◆ **Dataset records**:
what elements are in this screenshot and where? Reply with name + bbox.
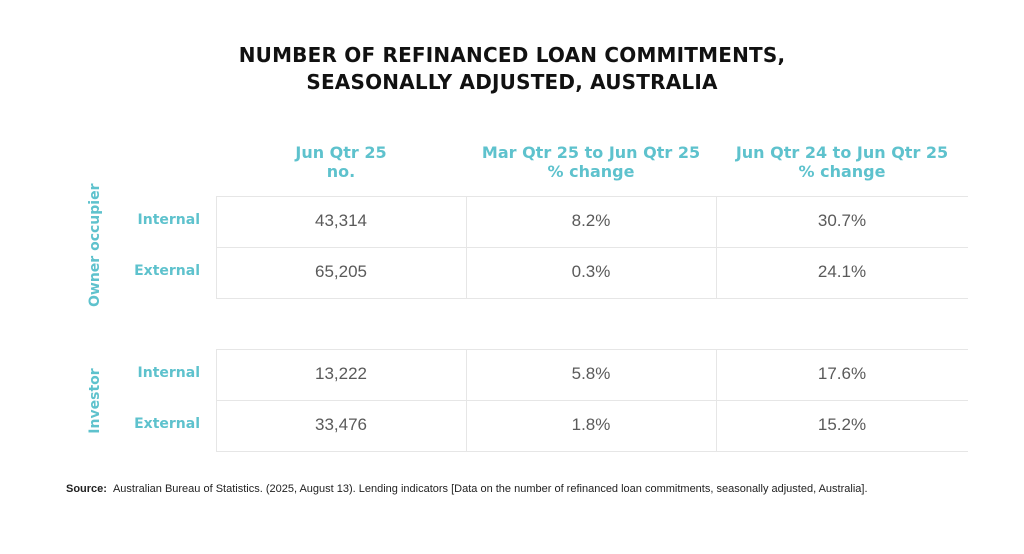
source-note: Source: Australian Bureau of Statistics. … (66, 483, 868, 495)
column-header-jun-qtr-25: Jun Qtr 25 no. (216, 143, 466, 181)
grid-line (216, 196, 968, 197)
table-cell: 0.3% (571, 262, 611, 281)
chart-title-line-2: SEASONALLY ADJUSTED, AUSTRALIA (306, 70, 718, 94)
table-cell: 13,222 (315, 364, 367, 383)
table-cell: 30.7% (817, 211, 867, 230)
column-header-line: % change (547, 162, 635, 181)
row-label-investor-internal: Internal (137, 365, 200, 381)
column-header-line: no. (326, 162, 356, 181)
table-cell: 5.8% (571, 364, 611, 383)
column-header-line: Mar Qtr 25 to Jun Qtr 25 (481, 143, 701, 162)
column-header-line: % change (798, 162, 886, 181)
table-cell: 43,314 (315, 211, 367, 230)
group-label-owner-occupier: Owner occupier (87, 183, 103, 307)
column-header-line: Jun Qtr 24 to Jun Qtr 25 (735, 143, 949, 162)
row-label-owner-external: External (134, 263, 200, 279)
grid-line (216, 196, 217, 299)
source-label: Source: (66, 483, 107, 495)
table-cell: 33,476 (315, 415, 367, 434)
grid-line (216, 349, 968, 350)
row-label-investor-external: External (134, 416, 200, 432)
grid-line (466, 349, 467, 452)
table-cell: 65,205 (315, 262, 367, 281)
table-cell: 17.6% (817, 364, 867, 383)
grid-line (216, 298, 968, 299)
table-cell: 1.8% (571, 415, 611, 434)
grid-line (216, 349, 217, 452)
group-label-investor: Investor (87, 368, 103, 434)
source-text: Australian Bureau of Statistics. (2025, … (112, 483, 868, 495)
column-header-quarterly-change: Mar Qtr 25 to Jun Qtr 25 % change (466, 143, 716, 181)
chart-title: NUMBER OF REFINANCED LOAN COMMITMENTS, S… (0, 42, 1024, 96)
grid-line (716, 349, 717, 452)
row-label-owner-internal: Internal (137, 212, 200, 228)
chart-title-line-1: NUMBER OF REFINANCED LOAN COMMITMENTS, (238, 43, 786, 67)
grid-line (216, 451, 968, 452)
table-cell: 8.2% (571, 211, 611, 230)
grid-line (466, 196, 467, 299)
column-header-annual-change: Jun Qtr 24 to Jun Qtr 25 % change (716, 143, 968, 181)
column-header-line: Jun Qtr 25 (295, 143, 387, 162)
table-cell: 15.2% (817, 415, 867, 434)
table-cell: 24.1% (817, 262, 867, 281)
grid-line (716, 196, 717, 299)
grid-line (216, 400, 968, 401)
grid-line (216, 247, 968, 248)
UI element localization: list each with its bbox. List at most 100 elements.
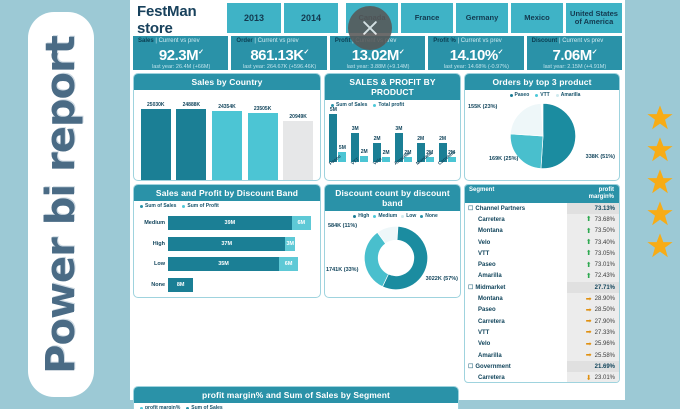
table-row[interactable]: VTT ⬆ 73.05% <box>465 248 619 260</box>
card-sales-profit-by-product[interactable]: SALES & PROFIT BY PRODUCT Sum of Sales T… <box>324 73 461 181</box>
table-row[interactable]: ☐ Channel Partners 73.13% <box>465 203 619 215</box>
expand-icon[interactable]: ☐ <box>468 364 474 371</box>
band-row[interactable]: Low 35M 6M <box>136 257 314 272</box>
table-row[interactable]: Carretera ⬇ 23.01% <box>465 372 619 382</box>
row-value-text: 25.58% <box>594 352 615 359</box>
legend-swatch <box>535 93 539 97</box>
card-sales-by-country[interactable]: Sales by Country 25030K 24888K 24354K 23505… <box>133 73 321 181</box>
pie-slice[interactable] <box>382 225 429 291</box>
bar-group[interactable]: 23505K <box>247 102 278 180</box>
legend-swatch <box>353 214 357 218</box>
country-slicer-option[interactable]: France <box>401 3 453 33</box>
row-value-text: 73.68% <box>594 216 615 223</box>
bar-group[interactable]: 2M 2M <box>416 114 434 162</box>
table-row[interactable]: Amarilla ⬆ 72.43% <box>465 270 619 283</box>
band-row[interactable]: Medium 39M 6M <box>136 216 314 231</box>
pie-plot: 155K (23%) 169K (25%) 338K (51%) <box>465 98 619 180</box>
table-row[interactable]: Velo ⬆ 73.40% <box>465 236 619 249</box>
bar-group[interactable]: 5M 5M <box>329 107 347 162</box>
legend-swatch <box>331 103 334 107</box>
country-slicer-option[interactable]: United States of America <box>566 3 622 33</box>
legend-item: Low <box>401 213 416 219</box>
legend-swatch <box>186 406 190 409</box>
table-row[interactable]: Paseo ⬆ 73.01% <box>465 259 619 271</box>
trend-up-icon: ⬆ <box>585 227 592 235</box>
bar-group[interactable]: 3M 2M <box>351 114 369 162</box>
bar-group[interactable]: 25030K <box>140 102 171 180</box>
row-value-text: 72.43% <box>594 273 615 280</box>
band-label: None <box>151 281 165 288</box>
table-row[interactable]: Montana ⬆ 73.50% <box>465 225 619 237</box>
card-title: Orders by top 3 product <box>465 74 619 90</box>
legend-label: Total profit <box>378 102 405 108</box>
row-value-text: 23.01% <box>594 375 615 382</box>
kpi-trend-mark: ✓ <box>198 49 204 56</box>
row-value-text: 73.40% <box>594 239 615 246</box>
table-row[interactable]: Amarilla ➡ 25.58% <box>465 349 619 362</box>
expand-icon[interactable]: ☐ <box>468 285 474 292</box>
kpi-subtext: last year: 3.88M (+9.14M) <box>346 64 410 70</box>
bar <box>211 111 242 180</box>
visual-row-1: Sales by Country 25030K 24888K 24354K 23505… <box>133 73 622 181</box>
country-slicer-option[interactable]: Germany <box>456 3 508 33</box>
visual-row-2: Sales and Profit by Discount Band Sum of… <box>133 184 622 383</box>
close-icon[interactable] <box>348 6 392 50</box>
dashboard-canvas: FestMan store Financial analysis report … <box>130 0 625 409</box>
bar-group[interactable]: 2M 2M <box>438 114 456 162</box>
star-icon <box>647 201 673 226</box>
card-sales-profit-by-discount-band[interactable]: Sales and Profit by Discount Band Sum of… <box>133 184 321 298</box>
bar-group[interactable]: 24354K <box>211 102 242 180</box>
table-row[interactable]: ☐ Midmarket 27.71% <box>465 282 619 294</box>
legend: Sum of Sales Sum of Profit <box>134 201 320 209</box>
row-value-text: 27.71% <box>594 284 615 291</box>
bar-profit: 2M <box>382 150 391 162</box>
bar-sales: 35M <box>168 257 280 272</box>
bar-group[interactable]: 3M 2M <box>394 114 412 162</box>
year-slicer-option[interactable]: 2013 <box>227 3 281 33</box>
band-row[interactable]: High 37M 3M <box>136 236 314 251</box>
year-slicer-option[interactable]: 2014 <box>284 3 338 33</box>
table-row[interactable]: Paseo ➡ 28.50% <box>465 304 619 316</box>
kpi-value: 7.06M✓ <box>552 47 598 64</box>
pie-slice[interactable] <box>510 133 544 169</box>
card-discount-count-by-band[interactable]: Discount count by discount band High Med… <box>324 184 461 298</box>
bar-sales: 2M <box>438 136 447 162</box>
bar-value-label: 2M <box>439 136 447 142</box>
band-row[interactable]: None 8M <box>136 277 314 292</box>
row-value: ➡ 27.90% <box>567 315 619 328</box>
kpi-header: Profit % | Current vs prev <box>433 38 519 45</box>
kpi-card[interactable]: Order | Current vs prev 861.13K✓ last year… <box>231 36 327 70</box>
row-label-text: Carretera <box>478 216 505 223</box>
table-row[interactable]: Carretera ⬆ 73.68% <box>465 214 619 226</box>
trend-up-icon: ⬆ <box>585 216 592 224</box>
bar-group[interactable]: 2M 2M <box>373 114 391 162</box>
table-row[interactable]: Velo ➡ 25.96% <box>465 338 619 350</box>
row-label-text: Montana <box>478 228 503 235</box>
pie-label-paseo: 338K (51%) <box>585 154 615 160</box>
card-profit-margin-sales-by-segment[interactable]: profit margin% and Sum of Sales by Segme… <box>133 386 459 409</box>
expand-icon[interactable]: ☐ <box>468 206 474 213</box>
kpi-card[interactable]: Profit % | Current vs prev 14.10%✓ last ye… <box>428 36 524 70</box>
table-row[interactable]: VTT ➡ 27.33% <box>465 327 619 339</box>
bar-group[interactable]: 20949K <box>283 102 314 180</box>
donut-label-medium: 1741K (33%) <box>326 267 359 273</box>
table-row[interactable]: Montana ➡ 28.90% <box>465 293 619 305</box>
pie-slice[interactable] <box>540 103 576 169</box>
card-title: Discount count by discount band <box>325 185 460 211</box>
row-value: 27.71% <box>567 282 619 294</box>
kpi-card[interactable]: Discount | Current vs prev 7.06M✓ last yea… <box>526 36 623 70</box>
table-row[interactable]: Carretera ➡ 27.90% <box>465 315 619 328</box>
legend-item: High <box>353 213 369 219</box>
year-slicer[interactable]: 2013 2014 <box>227 3 338 33</box>
bar-group[interactable]: 24888K <box>176 102 207 180</box>
pie-slice[interactable] <box>510 103 544 137</box>
pie-slice[interactable] <box>376 226 399 245</box>
legend-label: Sum of Profit <box>187 203 219 209</box>
bar-value-label: 24354K <box>218 104 236 110</box>
row-label: Amarilla <box>465 353 567 359</box>
kpi-card[interactable]: Sales | Current vs prev 92.3M✓ last year: … <box>133 36 229 70</box>
country-slicer-option[interactable]: Mexico <box>511 3 563 33</box>
card-orders-by-top3-product[interactable]: Orders by top 3 product Paseo VTT Amaril… <box>464 73 620 181</box>
table-row[interactable]: ☐ Government 21.69% <box>465 361 619 373</box>
card-segment-profit-margin-table[interactable]: Segment profit margin% ☐ Channel Partners… <box>464 184 620 383</box>
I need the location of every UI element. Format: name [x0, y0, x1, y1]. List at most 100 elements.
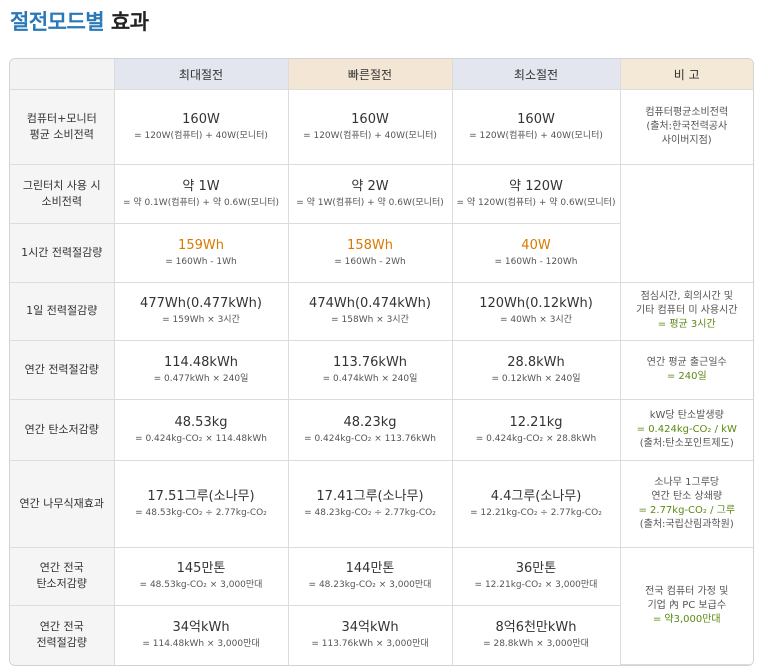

◆ **What is required**: Copy out, unchanged, every line from the one containing "source-note: Source: Australian" down to the one containing "grid-line (716, 349, 717, 452)", both of those included.

◆ **Final result**:
source-note: Source: Australian Bureau of Statistics. … (66, 483, 868, 495)
column-header-jun-qtr-25: Jun Qtr 25 no. (216, 143, 466, 181)
grid-line (216, 196, 968, 197)
table-cell: 0.3% (571, 262, 611, 281)
chart-title-line-2: SEASONALLY ADJUSTED, AUSTRALIA (306, 70, 718, 94)
table-cell: 13,222 (315, 364, 367, 383)
table-cell: 30.7% (817, 211, 867, 230)
column-header-line: % change (547, 162, 635, 181)
row-label-investor-internal: Internal (137, 365, 200, 381)
column-header-line: no. (326, 162, 356, 181)
table-cell: 5.8% (571, 364, 611, 383)
column-header-line: Mar Qtr 25 to Jun Qtr 25 (481, 143, 701, 162)
column-header-line: % change (798, 162, 886, 181)
table-cell: 43,314 (315, 211, 367, 230)
group-label-owner-occupier: Owner occupier (87, 183, 103, 307)
column-header-line: Jun Qtr 24 to Jun Qtr 25 (735, 143, 949, 162)
row-label-owner-external: External (134, 263, 200, 279)
grid-line (216, 196, 217, 299)
source-label: Source: (66, 483, 107, 495)
table-cell: 33,476 (315, 415, 367, 434)
grid-line (216, 349, 968, 350)
row-label-investor-external: External (134, 416, 200, 432)
grid-line (466, 349, 467, 452)
table-cell: 65,205 (315, 262, 367, 281)
table-cell: 17.6% (817, 364, 867, 383)
grid-line (216, 298, 968, 299)
table-cell: 1.8% (571, 415, 611, 434)
grid-line (216, 349, 217, 452)
group-label-investor: Investor (87, 368, 103, 434)
source-text: Australian Bureau of Statistics. (2025, … (112, 483, 868, 495)
column-header-quarterly-change: Mar Qtr 25 to Jun Qtr 25 % change (466, 143, 716, 181)
chart-title: NUMBER OF REFINANCED LOAN COMMITMENTS, S… (0, 42, 1024, 96)
grid-line (716, 349, 717, 452)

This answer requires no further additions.